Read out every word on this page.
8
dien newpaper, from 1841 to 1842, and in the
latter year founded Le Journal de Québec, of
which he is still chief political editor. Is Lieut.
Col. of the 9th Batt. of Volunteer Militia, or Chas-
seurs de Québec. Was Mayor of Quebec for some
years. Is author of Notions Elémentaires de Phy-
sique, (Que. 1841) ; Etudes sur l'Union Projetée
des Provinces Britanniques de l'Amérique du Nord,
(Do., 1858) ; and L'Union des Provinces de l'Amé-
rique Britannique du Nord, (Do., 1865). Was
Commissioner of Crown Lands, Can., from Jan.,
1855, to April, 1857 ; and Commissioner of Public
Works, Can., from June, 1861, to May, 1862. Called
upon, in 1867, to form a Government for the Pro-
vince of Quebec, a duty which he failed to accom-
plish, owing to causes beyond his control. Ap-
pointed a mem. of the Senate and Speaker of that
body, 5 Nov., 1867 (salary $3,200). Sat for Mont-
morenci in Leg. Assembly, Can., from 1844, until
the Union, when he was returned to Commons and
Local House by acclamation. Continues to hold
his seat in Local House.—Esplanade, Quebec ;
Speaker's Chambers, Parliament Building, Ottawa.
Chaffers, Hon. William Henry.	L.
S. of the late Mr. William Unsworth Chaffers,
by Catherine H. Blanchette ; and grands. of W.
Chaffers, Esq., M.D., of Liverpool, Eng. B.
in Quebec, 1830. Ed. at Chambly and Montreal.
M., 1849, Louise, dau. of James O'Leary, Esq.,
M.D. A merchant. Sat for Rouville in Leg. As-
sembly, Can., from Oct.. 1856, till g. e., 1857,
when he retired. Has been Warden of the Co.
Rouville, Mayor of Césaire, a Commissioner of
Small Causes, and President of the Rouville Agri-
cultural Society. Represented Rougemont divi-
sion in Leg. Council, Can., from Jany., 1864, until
= = =
### Your goal
Once more, set down the full listing, verbatim.

### Solution to this task
Read out every word on this page.
8
dien newpaper, from 1841 to 1842, and in the
latter year founded Le Journal de Québec, of
which he is still chief political editor. Is Lieut.
Col. of the 9th Batt. of Volunteer Militia, or Chas-
seurs de Québec. Was Mayor of Quebec for some
years. Is author of Notions Elémentaires de Phy-
sique, (Que. 1841) ; Etudes sur l'Union Projetée
des Provinces Britanniques de l'Amérique du Nord,
(Do., 1858) ; and L'Union des Provinces de l'Amé-
rique Britannique du Nord, (Do., 1865). Was
Commissioner of Crown Lands, Can., from Jan.,
1855, to April, 1857 ; and Commissioner of Public
Works, Can., from June, 1861, to May, 1862. Called
upon, in 1867, to form a Government for the Pro-
vince of Quebec, a duty which he failed to accom-
plish, owing to causes beyond his control. Ap-
pointed a mem. of the Senate and Speaker of that
body, 5 Nov., 1867 (salary $3,200). Sat for Mont-
morenci in Leg. Assembly, Can., from 1844, until
the Union, when he was returned to Commons and
Local House by acclamation. Continues to hold
his seat in Local House.—Esplanade, Quebec ;
Speaker's Chambers, Parliament Building, Ottawa.
Chaffers, Hon. William Henry.	L.
S. of the late Mr. William Unsworth Chaffers,
by Catherine H. Blanchette ; and grands. of W.
Chaffers, Esq., M.D., of Liverpool, Eng. B.
in Quebec, 1830. Ed. at Chambly and Montreal.
M., 1849, Louise, dau. of James O'Leary, Esq.,
M.D. A merchant. Sat for Rouville in Leg. As-
sembly, Can., from Oct.. 1856, till g. e., 1857,
when he retired. Has been Warden of the Co.
Rouville, Mayor of Césaire, a Commissioner of
Small Causes, and President of the Rouville Agri-
cultural Society. Represented Rougemont divi-
sion in Leg. Council, Can., from Jany., 1864, until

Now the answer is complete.